**INFORMATION PROVIDED:**
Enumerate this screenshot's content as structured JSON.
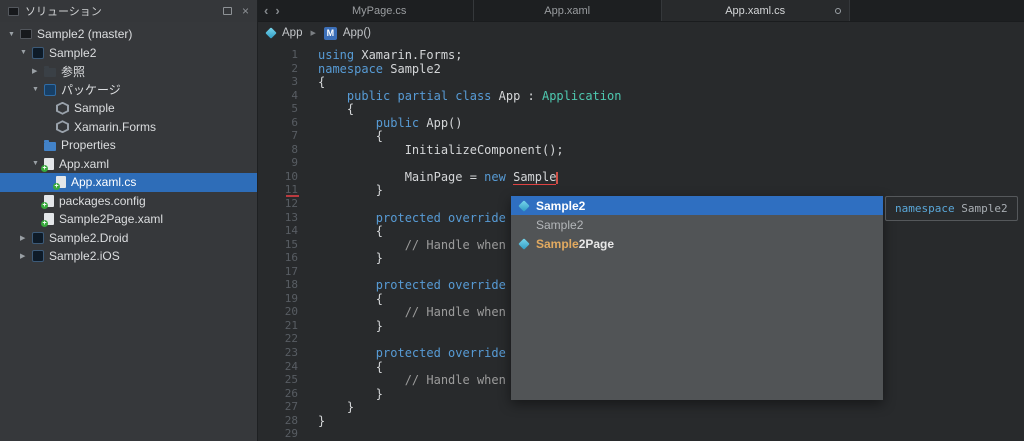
{
  "colors": {
    "selection_blue": "#2e6db8",
    "keyword_blue": "#579bd5",
    "type_teal": "#4ec9b0",
    "error_red": "#e04343",
    "popup_gray": "#515456"
  },
  "sidebar": {
    "title": "ソリューション",
    "items": [
      {
        "label": "Sample2 (master)",
        "indent": 0,
        "expander": "down",
        "icon": "solution",
        "selected": false
      },
      {
        "label": "Sample2",
        "indent": 1,
        "expander": "down",
        "icon": "project",
        "selected": false
      },
      {
        "label": "参照",
        "indent": 2,
        "expander": "right",
        "icon": "references",
        "selected": false
      },
      {
        "label": "パッケージ",
        "indent": 2,
        "expander": "down",
        "icon": "packages",
        "selected": false
      },
      {
        "label": "Sample",
        "indent": 3,
        "expander": "none",
        "icon": "package",
        "selected": false
      },
      {
        "label": "Xamarin.Forms",
        "indent": 3,
        "expander": "none",
        "icon": "package",
        "selected": false
      },
      {
        "label": "Properties",
        "indent": 2,
        "expander": "none",
        "icon": "folder",
        "selected": false
      },
      {
        "label": "App.xaml",
        "indent": 2,
        "expander": "down",
        "icon": "file-added",
        "selected": false
      },
      {
        "label": "App.xaml.cs",
        "indent": 3,
        "expander": "none",
        "icon": "file-added",
        "selected": true
      },
      {
        "label": "packages.config",
        "indent": 2,
        "expander": "none",
        "icon": "file-added",
        "selected": false
      },
      {
        "label": "Sample2Page.xaml",
        "indent": 2,
        "expander": "none",
        "icon": "file-added",
        "selected": false
      },
      {
        "label": "Sample2.Droid",
        "indent": 1,
        "expander": "right",
        "icon": "project",
        "selected": false
      },
      {
        "label": "Sample2.iOS",
        "indent": 1,
        "expander": "right",
        "icon": "project",
        "selected": false
      }
    ]
  },
  "tabs": [
    {
      "label": "MyPage.cs",
      "active": false,
      "modified": false
    },
    {
      "label": "App.xaml",
      "active": false,
      "modified": false
    },
    {
      "label": "App.xaml.cs",
      "active": true,
      "modified": true
    }
  ],
  "breadcrumb": {
    "class_name": "App",
    "member_name": "App()"
  },
  "editor": {
    "lines": [
      {
        "n": 1,
        "s": [
          [
            "k",
            "using"
          ],
          [
            "p",
            " Xamarin.Forms;"
          ]
        ]
      },
      {
        "n": 2,
        "s": [
          [
            "k",
            "namespace"
          ],
          [
            "p",
            " Sample2"
          ]
        ]
      },
      {
        "n": 3,
        "s": [
          [
            "p",
            "{"
          ]
        ]
      },
      {
        "n": 4,
        "s": [
          [
            "p",
            "    "
          ],
          [
            "k",
            "public partial class"
          ],
          [
            "p",
            " App : "
          ],
          [
            "t",
            "Application"
          ]
        ]
      },
      {
        "n": 5,
        "s": [
          [
            "p",
            "    {"
          ]
        ]
      },
      {
        "n": 6,
        "s": [
          [
            "p",
            "        "
          ],
          [
            "k",
            "public"
          ],
          [
            "p",
            " App()"
          ]
        ]
      },
      {
        "n": 7,
        "s": [
          [
            "p",
            "        {"
          ]
        ]
      },
      {
        "n": 8,
        "s": [
          [
            "p",
            "            InitializeComponent();"
          ]
        ]
      },
      {
        "n": 9,
        "s": []
      },
      {
        "n": 10,
        "s": [
          [
            "p",
            "            MainPage = "
          ],
          [
            "k",
            "new"
          ],
          [
            "p",
            " "
          ],
          [
            "e",
            "Sample"
          ],
          [
            "caret",
            ""
          ]
        ]
      },
      {
        "n": 11,
        "s": [
          [
            "p",
            "        }"
          ]
        ]
      },
      {
        "n": 12,
        "s": []
      },
      {
        "n": 13,
        "s": [
          [
            "p",
            "        "
          ],
          [
            "k",
            "protected override vo"
          ]
        ]
      },
      {
        "n": 14,
        "s": [
          [
            "p",
            "        {"
          ]
        ]
      },
      {
        "n": 15,
        "s": [
          [
            "p",
            "            "
          ],
          [
            "c",
            "// Handle when yo"
          ]
        ]
      },
      {
        "n": 16,
        "s": [
          [
            "p",
            "        }"
          ]
        ]
      },
      {
        "n": 17,
        "s": []
      },
      {
        "n": 18,
        "s": [
          [
            "p",
            "        "
          ],
          [
            "k",
            "protected override vo"
          ]
        ]
      },
      {
        "n": 19,
        "s": [
          [
            "p",
            "        {"
          ]
        ]
      },
      {
        "n": 20,
        "s": [
          [
            "p",
            "            "
          ],
          [
            "c",
            "// Handle when yo"
          ]
        ]
      },
      {
        "n": 21,
        "s": [
          [
            "p",
            "        }"
          ]
        ]
      },
      {
        "n": 22,
        "s": []
      },
      {
        "n": 23,
        "s": [
          [
            "p",
            "        "
          ],
          [
            "k",
            "protected override vo"
          ]
        ]
      },
      {
        "n": 24,
        "s": [
          [
            "p",
            "        {"
          ]
        ]
      },
      {
        "n": 25,
        "s": [
          [
            "p",
            "            "
          ],
          [
            "c",
            "// Handle when yo"
          ]
        ]
      },
      {
        "n": 26,
        "s": [
          [
            "p",
            "        }"
          ]
        ]
      },
      {
        "n": 27,
        "s": [
          [
            "p",
            "    }"
          ]
        ]
      },
      {
        "n": 28,
        "s": [
          [
            "p",
            "}"
          ]
        ]
      },
      {
        "n": 29,
        "s": []
      }
    ]
  },
  "completion": {
    "items": [
      {
        "parts": [
          [
            "sel",
            "Sample2"
          ]
        ],
        "icon": "class",
        "selected": true
      },
      {
        "parts": [
          [
            "dim",
            "Sample2"
          ]
        ],
        "icon": "none",
        "selected": false
      },
      {
        "parts": [
          [
            "hl",
            "Sample"
          ],
          [
            "norm",
            "2Page"
          ]
        ],
        "icon": "class",
        "selected": false
      }
    ],
    "tooltip": {
      "segments": [
        [
          "k",
          "namespace"
        ],
        [
          "p",
          " Sample2"
        ]
      ]
    }
  }
}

**SET EXERCISE:**
Of all the lines above, how many contain the word "xaml"? Answer with only the number.

**FINAL ANSWER:**
5